WHAT YOU ARE ASKED TO DO
Check each line of the listing below for the word "webservice" and say how many lines have it. Nothing else should be written.

------------

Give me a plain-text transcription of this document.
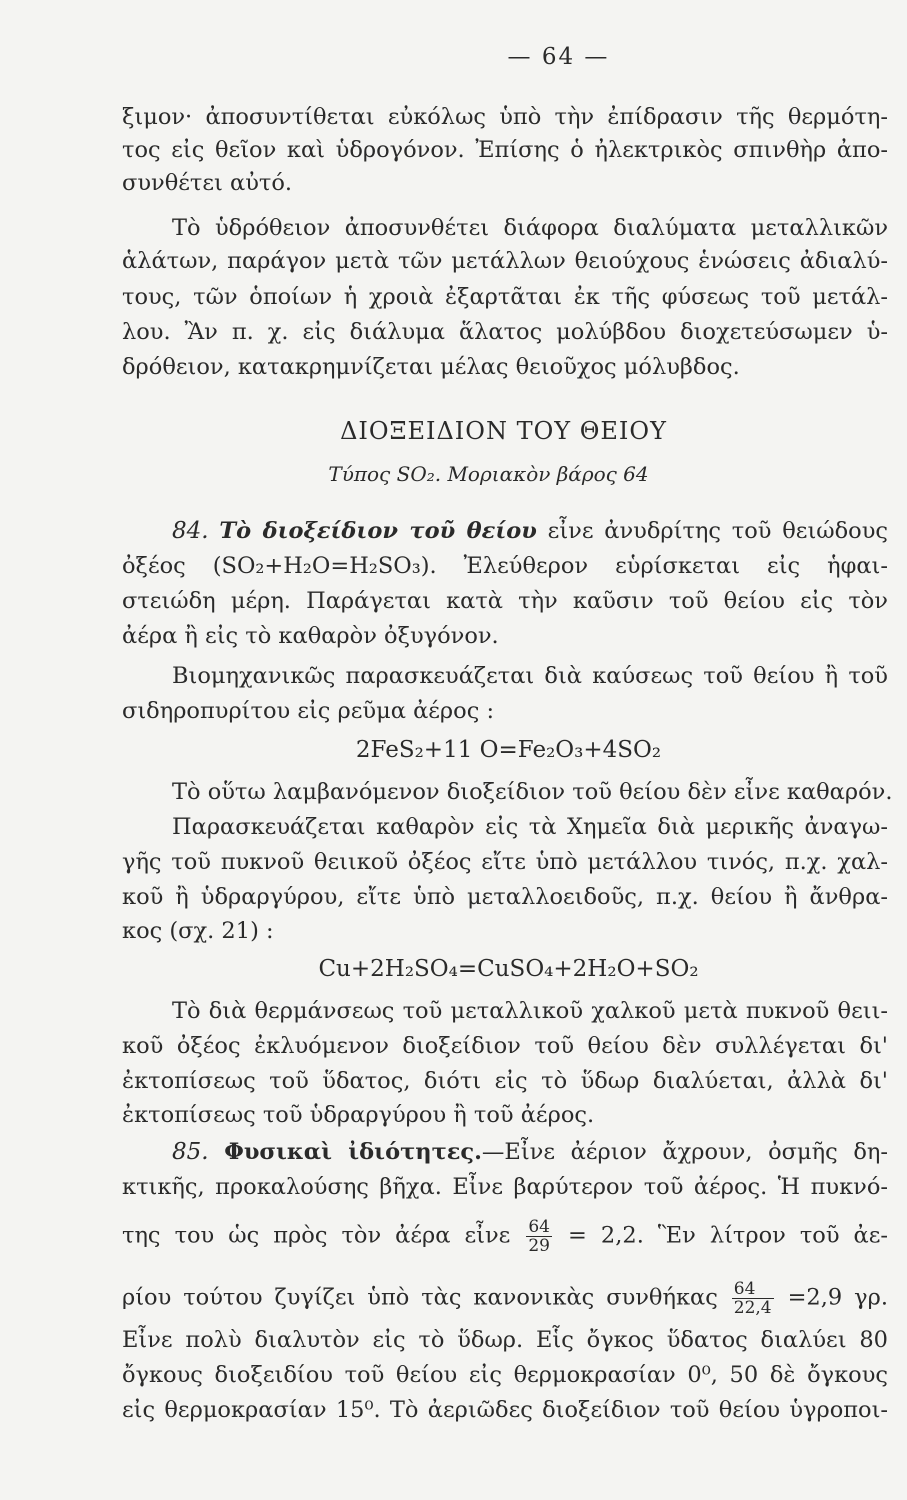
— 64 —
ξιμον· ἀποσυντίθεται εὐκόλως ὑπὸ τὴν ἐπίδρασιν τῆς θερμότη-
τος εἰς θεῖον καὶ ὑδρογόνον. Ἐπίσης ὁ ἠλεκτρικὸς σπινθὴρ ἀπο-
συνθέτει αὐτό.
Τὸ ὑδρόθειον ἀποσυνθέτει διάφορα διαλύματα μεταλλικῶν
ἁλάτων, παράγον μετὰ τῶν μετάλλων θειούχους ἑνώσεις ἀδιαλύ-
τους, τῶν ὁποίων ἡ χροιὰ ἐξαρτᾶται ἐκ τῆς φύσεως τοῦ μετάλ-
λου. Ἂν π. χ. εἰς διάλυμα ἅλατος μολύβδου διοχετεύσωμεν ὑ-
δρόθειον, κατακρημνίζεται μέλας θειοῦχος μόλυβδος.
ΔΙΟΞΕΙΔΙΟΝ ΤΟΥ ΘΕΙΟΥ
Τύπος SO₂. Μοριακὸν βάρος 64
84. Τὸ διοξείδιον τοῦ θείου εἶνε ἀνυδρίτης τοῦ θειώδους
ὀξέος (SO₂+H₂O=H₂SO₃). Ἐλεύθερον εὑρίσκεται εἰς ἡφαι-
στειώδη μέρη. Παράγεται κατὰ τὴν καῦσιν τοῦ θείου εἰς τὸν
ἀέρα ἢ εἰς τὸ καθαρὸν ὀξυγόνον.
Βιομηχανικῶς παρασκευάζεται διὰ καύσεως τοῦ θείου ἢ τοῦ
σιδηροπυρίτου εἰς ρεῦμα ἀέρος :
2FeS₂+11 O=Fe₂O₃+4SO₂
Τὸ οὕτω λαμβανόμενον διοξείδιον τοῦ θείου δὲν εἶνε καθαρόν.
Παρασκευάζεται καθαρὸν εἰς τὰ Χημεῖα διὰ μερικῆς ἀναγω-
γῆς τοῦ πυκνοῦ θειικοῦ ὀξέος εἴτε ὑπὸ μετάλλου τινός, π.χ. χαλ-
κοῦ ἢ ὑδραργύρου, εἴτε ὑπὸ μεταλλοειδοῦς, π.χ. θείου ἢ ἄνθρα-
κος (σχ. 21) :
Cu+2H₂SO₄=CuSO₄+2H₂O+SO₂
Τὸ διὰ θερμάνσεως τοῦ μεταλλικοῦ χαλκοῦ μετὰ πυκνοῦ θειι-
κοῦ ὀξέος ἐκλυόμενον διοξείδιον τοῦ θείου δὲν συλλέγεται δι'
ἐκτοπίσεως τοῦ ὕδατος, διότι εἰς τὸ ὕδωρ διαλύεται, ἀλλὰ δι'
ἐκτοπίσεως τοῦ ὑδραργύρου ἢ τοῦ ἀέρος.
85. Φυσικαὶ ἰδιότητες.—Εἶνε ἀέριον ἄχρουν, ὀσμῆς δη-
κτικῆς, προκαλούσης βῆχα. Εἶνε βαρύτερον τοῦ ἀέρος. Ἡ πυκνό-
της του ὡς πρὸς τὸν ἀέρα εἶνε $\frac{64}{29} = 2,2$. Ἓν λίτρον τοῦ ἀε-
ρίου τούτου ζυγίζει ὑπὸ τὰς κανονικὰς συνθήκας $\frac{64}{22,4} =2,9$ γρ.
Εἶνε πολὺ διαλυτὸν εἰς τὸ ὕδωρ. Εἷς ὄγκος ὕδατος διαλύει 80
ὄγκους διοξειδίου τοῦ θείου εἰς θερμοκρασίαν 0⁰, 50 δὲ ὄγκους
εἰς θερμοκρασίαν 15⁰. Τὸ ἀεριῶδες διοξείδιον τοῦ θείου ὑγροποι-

------------

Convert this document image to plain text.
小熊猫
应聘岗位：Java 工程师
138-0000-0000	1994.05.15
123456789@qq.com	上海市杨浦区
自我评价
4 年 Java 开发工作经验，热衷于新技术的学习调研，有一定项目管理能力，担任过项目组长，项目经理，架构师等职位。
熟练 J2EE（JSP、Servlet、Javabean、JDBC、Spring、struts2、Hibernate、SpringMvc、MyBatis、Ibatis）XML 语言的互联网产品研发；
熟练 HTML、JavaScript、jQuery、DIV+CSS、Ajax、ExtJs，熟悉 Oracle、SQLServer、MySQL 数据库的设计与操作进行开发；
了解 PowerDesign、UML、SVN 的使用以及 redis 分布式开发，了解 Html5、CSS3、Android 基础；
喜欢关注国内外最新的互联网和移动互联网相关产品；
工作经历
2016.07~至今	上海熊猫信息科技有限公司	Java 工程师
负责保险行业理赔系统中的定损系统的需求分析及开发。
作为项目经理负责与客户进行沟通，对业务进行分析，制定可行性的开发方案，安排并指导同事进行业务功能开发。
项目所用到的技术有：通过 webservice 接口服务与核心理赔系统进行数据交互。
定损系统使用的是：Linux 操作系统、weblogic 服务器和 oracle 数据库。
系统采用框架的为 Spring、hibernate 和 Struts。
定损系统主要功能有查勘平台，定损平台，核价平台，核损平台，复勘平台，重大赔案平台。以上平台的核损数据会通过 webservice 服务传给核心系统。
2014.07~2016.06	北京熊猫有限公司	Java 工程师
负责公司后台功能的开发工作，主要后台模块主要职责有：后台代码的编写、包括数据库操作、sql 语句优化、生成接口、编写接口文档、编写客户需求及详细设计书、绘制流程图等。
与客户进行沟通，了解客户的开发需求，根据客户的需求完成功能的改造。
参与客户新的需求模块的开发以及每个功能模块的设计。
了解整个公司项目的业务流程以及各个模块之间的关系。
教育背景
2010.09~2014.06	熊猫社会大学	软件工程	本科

------------

REPLY
2